* Set task
Edit everything from the start of the listing down to the line containing "y-tick-label: 800 bbox=[35, 178, 56, 191]", both ends included, by replacing "y-tick-label" with "y-axis-label" throughout. Leave every other part of those lines unchanged.
## BEGIN
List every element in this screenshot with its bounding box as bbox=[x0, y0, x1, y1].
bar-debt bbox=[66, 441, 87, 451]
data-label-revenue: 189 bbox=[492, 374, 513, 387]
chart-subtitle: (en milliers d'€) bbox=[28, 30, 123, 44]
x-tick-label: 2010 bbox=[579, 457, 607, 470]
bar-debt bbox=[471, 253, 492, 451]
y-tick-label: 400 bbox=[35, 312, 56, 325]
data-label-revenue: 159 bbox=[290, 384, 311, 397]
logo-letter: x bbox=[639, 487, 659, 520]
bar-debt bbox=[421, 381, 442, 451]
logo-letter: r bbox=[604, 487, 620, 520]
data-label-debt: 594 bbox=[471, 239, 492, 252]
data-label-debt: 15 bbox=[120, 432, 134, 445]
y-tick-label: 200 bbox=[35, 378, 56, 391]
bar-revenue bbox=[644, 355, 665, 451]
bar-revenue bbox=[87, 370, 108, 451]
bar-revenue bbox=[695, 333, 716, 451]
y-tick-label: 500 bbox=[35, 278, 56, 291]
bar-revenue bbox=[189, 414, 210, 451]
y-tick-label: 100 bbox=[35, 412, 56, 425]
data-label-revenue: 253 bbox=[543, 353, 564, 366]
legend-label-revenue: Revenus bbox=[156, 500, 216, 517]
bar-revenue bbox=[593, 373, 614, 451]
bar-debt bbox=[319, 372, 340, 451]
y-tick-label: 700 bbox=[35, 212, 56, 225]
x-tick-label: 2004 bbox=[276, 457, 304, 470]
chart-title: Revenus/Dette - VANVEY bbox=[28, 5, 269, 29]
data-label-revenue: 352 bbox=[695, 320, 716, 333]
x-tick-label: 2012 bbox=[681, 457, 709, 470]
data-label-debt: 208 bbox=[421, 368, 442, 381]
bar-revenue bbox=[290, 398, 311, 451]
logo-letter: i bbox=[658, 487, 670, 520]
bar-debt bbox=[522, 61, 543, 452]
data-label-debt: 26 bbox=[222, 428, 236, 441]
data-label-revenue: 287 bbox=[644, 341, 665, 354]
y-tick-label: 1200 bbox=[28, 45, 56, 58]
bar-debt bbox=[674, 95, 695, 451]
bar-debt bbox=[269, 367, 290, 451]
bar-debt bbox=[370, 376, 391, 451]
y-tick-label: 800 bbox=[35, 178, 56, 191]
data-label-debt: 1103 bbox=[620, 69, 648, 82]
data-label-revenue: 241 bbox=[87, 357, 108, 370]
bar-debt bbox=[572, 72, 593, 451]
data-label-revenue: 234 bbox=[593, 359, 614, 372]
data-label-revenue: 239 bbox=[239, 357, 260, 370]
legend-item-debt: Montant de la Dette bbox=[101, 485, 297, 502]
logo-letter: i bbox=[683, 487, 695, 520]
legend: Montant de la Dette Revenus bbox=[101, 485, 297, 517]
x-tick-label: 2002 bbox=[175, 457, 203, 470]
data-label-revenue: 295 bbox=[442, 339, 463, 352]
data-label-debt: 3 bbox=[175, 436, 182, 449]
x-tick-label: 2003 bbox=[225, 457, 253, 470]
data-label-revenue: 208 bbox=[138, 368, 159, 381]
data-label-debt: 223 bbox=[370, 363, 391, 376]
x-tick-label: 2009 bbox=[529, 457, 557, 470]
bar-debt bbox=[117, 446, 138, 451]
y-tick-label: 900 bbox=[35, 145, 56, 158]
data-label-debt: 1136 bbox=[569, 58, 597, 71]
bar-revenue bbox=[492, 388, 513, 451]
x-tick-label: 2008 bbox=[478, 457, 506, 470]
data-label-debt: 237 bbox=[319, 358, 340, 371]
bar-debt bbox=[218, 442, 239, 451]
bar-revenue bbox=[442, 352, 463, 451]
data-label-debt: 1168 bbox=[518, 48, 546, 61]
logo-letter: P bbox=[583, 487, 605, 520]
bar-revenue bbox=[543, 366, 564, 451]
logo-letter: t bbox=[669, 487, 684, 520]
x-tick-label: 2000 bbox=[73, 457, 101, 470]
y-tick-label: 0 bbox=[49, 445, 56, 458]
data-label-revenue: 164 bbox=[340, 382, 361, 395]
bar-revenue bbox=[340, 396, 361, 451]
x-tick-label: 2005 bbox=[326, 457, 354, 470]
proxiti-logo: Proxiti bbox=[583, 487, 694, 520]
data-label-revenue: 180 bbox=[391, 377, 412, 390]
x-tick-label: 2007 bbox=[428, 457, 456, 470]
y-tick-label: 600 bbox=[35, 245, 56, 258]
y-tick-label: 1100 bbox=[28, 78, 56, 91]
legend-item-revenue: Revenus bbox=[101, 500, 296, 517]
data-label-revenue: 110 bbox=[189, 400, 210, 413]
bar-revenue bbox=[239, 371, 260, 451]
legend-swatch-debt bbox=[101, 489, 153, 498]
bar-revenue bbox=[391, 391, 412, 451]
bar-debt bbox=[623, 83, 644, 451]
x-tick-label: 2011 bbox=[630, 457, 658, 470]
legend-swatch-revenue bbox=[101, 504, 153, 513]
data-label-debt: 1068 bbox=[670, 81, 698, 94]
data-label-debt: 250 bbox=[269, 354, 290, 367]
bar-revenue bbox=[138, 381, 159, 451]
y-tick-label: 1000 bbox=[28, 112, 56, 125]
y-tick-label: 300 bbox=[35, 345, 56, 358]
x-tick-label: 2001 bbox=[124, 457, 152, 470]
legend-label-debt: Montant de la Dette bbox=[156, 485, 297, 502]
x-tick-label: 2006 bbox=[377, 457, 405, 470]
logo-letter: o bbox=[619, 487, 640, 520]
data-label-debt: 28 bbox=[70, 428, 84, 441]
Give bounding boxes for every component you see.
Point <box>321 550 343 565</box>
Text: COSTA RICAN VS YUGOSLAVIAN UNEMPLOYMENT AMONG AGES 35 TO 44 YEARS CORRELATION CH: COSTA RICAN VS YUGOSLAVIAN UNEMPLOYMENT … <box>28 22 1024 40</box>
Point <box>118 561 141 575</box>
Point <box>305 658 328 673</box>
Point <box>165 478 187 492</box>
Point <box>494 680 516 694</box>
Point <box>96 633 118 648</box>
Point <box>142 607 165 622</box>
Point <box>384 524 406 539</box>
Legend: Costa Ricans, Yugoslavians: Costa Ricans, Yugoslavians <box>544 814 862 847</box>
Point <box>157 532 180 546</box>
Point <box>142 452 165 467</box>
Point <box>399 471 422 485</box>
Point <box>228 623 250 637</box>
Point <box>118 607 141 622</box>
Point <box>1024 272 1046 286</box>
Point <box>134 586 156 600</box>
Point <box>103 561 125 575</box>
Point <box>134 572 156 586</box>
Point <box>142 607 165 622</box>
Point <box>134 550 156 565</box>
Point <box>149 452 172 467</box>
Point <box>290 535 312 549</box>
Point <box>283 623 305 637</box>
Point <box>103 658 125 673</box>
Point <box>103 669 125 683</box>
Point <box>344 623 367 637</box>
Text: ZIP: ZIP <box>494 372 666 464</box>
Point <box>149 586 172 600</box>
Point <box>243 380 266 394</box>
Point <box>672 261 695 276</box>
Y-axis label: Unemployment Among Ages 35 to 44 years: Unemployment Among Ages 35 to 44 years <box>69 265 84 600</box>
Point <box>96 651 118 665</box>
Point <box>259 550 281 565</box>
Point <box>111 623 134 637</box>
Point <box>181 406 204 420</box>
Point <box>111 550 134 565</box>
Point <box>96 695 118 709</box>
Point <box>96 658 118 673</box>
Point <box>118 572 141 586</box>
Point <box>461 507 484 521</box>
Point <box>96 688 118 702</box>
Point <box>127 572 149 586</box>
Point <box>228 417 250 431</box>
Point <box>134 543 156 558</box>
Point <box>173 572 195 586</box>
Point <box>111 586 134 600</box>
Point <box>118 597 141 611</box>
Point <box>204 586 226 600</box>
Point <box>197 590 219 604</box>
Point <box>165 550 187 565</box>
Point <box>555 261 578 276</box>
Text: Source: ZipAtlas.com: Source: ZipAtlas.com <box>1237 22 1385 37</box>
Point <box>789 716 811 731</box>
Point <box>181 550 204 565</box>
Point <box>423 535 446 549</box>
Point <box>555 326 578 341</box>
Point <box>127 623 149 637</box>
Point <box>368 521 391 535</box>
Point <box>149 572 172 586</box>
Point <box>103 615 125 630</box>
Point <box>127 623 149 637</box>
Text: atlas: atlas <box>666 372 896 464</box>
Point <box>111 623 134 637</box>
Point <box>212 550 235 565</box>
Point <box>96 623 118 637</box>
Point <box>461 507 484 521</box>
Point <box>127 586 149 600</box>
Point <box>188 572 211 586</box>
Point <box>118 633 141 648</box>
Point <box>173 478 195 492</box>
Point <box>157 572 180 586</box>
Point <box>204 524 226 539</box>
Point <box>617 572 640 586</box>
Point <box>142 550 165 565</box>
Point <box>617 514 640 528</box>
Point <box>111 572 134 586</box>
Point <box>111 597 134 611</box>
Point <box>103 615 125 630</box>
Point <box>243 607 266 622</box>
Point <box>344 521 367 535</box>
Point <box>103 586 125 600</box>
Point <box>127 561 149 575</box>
## END
* Correct answer
List every element in this screenshot with its bounding box as bbox=[x0, y0, x1, y1].
bar-debt bbox=[66, 441, 87, 451]
data-label-revenue: 189 bbox=[492, 374, 513, 387]
chart-subtitle: (en milliers d'€) bbox=[28, 30, 123, 44]
x-tick-label: 2010 bbox=[579, 457, 607, 470]
bar-debt bbox=[471, 253, 492, 451]
y-axis-label: 400 bbox=[35, 312, 56, 325]
data-label-revenue: 159 bbox=[290, 384, 311, 397]
logo-letter: x bbox=[639, 487, 659, 520]
bar-debt bbox=[421, 381, 442, 451]
logo-letter: r bbox=[604, 487, 620, 520]
data-label-debt: 594 bbox=[471, 239, 492, 252]
data-label-debt: 15 bbox=[120, 432, 134, 445]
y-axis-label: 200 bbox=[35, 378, 56, 391]
bar-revenue bbox=[644, 355, 665, 451]
bar-revenue bbox=[87, 370, 108, 451]
bar-revenue bbox=[695, 333, 716, 451]
y-axis-label: 500 bbox=[35, 278, 56, 291]
bar-revenue bbox=[189, 414, 210, 451]
y-axis-label: 100 bbox=[35, 412, 56, 425]
data-label-revenue: 253 bbox=[543, 353, 564, 366]
legend-label-revenue: Revenus bbox=[156, 500, 216, 517]
bar-revenue bbox=[593, 373, 614, 451]
bar-debt bbox=[319, 372, 340, 451]
y-axis-label: 700 bbox=[35, 212, 56, 225]
x-tick-label: 2004 bbox=[276, 457, 304, 470]
chart-title: Revenus/Dette - VANVEY bbox=[28, 5, 269, 29]
data-label-revenue: 352 bbox=[695, 320, 716, 333]
x-tick-label: 2012 bbox=[681, 457, 709, 470]
data-label-debt: 208 bbox=[421, 368, 442, 381]
bar-revenue bbox=[290, 398, 311, 451]
logo-letter: i bbox=[658, 487, 670, 520]
bar-debt bbox=[522, 61, 543, 452]
data-label-debt: 26 bbox=[222, 428, 236, 441]
data-label-revenue: 287 bbox=[644, 341, 665, 354]
y-axis-label: 1200 bbox=[28, 45, 56, 58]
bar-debt bbox=[674, 95, 695, 451]
bar-debt bbox=[269, 367, 290, 451]
bar-debt bbox=[370, 376, 391, 451]
y-axis-label: 800 bbox=[35, 178, 56, 191]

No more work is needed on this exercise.